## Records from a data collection
------------
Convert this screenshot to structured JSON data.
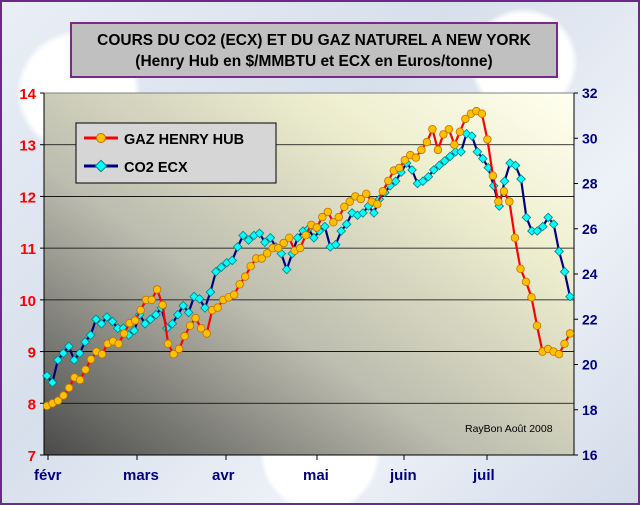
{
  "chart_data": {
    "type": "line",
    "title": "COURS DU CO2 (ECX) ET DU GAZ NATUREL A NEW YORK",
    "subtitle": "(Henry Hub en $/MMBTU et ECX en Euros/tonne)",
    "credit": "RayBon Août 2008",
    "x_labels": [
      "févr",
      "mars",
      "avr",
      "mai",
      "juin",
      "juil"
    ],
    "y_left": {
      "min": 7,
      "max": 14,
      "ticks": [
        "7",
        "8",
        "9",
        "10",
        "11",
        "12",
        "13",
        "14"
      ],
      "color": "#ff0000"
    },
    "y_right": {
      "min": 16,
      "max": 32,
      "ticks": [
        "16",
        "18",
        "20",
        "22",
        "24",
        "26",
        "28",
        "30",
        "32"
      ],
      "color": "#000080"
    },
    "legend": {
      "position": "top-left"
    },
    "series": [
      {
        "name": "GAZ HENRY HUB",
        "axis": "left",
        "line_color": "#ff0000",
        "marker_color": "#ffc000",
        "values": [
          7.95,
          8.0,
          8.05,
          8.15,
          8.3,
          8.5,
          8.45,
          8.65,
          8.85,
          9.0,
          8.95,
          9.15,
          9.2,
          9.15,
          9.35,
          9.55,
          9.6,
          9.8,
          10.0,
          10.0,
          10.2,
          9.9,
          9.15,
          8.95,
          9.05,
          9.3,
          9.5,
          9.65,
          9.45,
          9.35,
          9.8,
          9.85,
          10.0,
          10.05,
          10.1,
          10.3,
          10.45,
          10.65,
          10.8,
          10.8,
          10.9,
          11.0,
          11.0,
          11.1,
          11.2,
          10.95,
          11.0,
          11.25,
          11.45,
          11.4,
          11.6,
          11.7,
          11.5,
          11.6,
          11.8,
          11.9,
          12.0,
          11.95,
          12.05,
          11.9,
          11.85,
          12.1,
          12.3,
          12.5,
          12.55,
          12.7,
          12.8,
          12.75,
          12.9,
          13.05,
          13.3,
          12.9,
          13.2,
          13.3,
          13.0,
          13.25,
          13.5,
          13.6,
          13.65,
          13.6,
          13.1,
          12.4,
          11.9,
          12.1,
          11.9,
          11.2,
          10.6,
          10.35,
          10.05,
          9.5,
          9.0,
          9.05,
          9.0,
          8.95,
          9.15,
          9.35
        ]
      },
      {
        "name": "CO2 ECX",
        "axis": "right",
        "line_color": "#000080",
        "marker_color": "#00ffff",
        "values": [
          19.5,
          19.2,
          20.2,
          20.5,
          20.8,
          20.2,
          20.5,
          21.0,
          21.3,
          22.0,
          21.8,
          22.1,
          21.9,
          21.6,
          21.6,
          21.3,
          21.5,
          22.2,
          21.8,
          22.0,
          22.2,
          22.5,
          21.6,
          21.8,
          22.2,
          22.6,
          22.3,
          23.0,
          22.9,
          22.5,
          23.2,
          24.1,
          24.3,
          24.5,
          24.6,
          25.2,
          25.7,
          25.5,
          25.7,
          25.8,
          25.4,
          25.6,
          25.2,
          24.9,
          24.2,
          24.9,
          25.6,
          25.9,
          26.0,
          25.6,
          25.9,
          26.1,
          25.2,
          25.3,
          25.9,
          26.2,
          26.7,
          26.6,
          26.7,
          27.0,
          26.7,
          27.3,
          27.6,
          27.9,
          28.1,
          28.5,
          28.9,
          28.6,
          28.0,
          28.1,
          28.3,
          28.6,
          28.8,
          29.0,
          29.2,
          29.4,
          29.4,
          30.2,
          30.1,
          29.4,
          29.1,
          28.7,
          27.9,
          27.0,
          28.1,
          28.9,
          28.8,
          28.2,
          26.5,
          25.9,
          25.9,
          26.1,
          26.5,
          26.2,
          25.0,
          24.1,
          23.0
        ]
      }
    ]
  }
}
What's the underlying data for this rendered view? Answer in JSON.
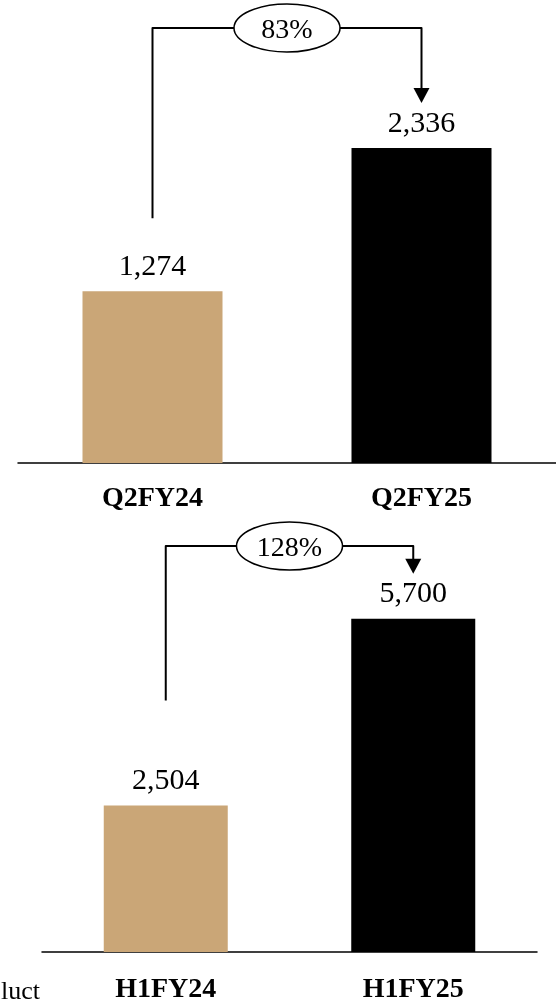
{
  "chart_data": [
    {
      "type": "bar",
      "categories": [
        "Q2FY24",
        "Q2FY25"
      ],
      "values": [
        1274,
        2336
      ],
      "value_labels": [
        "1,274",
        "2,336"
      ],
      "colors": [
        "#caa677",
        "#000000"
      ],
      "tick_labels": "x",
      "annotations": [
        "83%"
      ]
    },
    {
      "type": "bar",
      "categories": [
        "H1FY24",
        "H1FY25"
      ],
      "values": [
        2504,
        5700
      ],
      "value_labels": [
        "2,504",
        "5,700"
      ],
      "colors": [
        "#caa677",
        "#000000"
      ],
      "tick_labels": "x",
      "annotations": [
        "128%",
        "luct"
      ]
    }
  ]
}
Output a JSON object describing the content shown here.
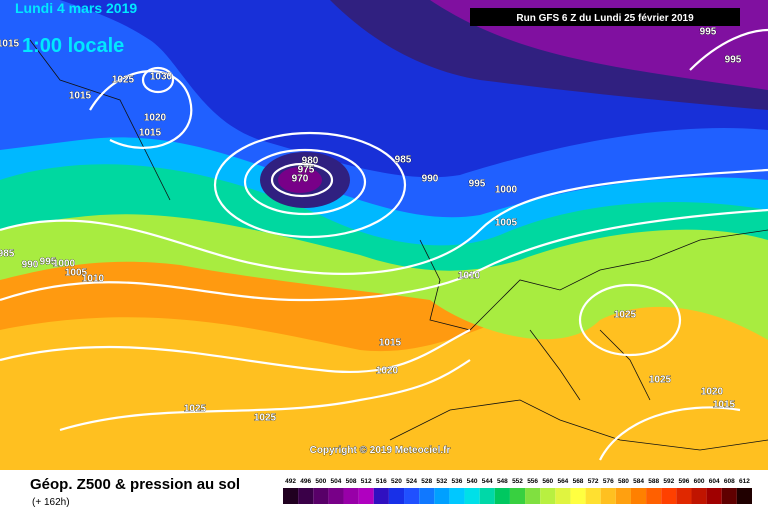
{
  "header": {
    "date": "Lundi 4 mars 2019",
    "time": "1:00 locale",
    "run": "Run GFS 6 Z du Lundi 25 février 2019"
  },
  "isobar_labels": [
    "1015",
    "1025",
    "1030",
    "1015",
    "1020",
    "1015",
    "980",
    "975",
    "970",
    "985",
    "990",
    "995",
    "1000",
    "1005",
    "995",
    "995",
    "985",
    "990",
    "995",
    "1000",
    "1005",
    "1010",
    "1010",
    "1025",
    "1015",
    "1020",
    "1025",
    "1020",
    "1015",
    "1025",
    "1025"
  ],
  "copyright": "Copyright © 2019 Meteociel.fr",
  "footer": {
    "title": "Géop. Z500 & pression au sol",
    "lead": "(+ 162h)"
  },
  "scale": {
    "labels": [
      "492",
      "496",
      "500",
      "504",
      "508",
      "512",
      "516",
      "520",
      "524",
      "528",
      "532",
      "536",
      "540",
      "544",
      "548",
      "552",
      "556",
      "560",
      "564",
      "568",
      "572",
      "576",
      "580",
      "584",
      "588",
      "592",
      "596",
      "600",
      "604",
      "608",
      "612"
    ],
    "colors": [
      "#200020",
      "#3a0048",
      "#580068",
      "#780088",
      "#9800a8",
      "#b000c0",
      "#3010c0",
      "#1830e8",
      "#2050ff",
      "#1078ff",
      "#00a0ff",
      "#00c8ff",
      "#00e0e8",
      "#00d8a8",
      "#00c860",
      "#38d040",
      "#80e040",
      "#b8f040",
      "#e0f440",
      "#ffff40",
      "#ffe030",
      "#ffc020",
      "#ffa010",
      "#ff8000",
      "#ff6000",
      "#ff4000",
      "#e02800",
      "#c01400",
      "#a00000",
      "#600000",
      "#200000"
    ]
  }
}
------------
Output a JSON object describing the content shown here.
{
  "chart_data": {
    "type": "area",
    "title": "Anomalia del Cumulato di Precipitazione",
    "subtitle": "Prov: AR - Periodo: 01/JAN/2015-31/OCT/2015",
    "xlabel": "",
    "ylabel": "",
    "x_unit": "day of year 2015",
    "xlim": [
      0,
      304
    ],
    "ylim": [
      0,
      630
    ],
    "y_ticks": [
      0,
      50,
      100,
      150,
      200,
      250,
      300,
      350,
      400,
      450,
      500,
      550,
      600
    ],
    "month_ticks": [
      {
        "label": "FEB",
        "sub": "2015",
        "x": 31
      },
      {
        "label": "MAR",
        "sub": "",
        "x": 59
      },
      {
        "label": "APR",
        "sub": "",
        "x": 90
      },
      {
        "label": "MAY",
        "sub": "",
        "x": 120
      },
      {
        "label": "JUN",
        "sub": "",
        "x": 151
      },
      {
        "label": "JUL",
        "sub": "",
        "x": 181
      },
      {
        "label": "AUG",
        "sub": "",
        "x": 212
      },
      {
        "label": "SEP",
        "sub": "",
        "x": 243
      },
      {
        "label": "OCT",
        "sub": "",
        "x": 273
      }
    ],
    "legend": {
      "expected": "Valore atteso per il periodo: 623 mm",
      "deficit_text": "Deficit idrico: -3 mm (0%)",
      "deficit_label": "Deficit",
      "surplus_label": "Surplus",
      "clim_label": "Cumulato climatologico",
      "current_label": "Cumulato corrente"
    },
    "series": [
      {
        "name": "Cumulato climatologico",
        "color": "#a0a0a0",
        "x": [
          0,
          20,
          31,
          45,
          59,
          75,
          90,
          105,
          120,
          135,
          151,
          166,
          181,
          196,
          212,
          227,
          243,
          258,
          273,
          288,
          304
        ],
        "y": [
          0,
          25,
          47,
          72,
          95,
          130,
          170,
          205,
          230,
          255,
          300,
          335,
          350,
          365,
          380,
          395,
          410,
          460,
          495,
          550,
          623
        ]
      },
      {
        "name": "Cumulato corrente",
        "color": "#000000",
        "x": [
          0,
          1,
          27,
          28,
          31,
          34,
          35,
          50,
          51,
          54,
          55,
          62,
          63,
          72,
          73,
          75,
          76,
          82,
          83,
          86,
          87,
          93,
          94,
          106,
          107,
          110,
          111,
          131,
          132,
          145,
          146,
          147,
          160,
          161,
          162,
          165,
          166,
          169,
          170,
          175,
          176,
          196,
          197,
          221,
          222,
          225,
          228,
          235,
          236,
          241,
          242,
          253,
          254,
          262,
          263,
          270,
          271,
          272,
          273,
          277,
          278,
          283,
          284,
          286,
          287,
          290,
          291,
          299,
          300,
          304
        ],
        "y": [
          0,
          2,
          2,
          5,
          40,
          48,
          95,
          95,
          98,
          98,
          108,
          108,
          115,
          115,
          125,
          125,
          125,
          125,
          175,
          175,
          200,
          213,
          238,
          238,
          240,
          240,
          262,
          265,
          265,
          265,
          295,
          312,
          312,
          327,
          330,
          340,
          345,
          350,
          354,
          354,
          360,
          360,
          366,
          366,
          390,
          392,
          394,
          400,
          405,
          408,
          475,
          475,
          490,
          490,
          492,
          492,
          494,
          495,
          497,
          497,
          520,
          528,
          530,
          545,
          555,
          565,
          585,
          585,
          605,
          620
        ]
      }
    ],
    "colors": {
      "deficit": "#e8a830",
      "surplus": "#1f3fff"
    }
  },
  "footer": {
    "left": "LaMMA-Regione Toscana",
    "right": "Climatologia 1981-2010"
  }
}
------------
Copy out every line of the material above that mentions the word "Lundi".

## THE REPLY
    "date": "Lundi 4 mars 2019",
    "run": "Run GFS 6 Z du Lundi 25 février 2019"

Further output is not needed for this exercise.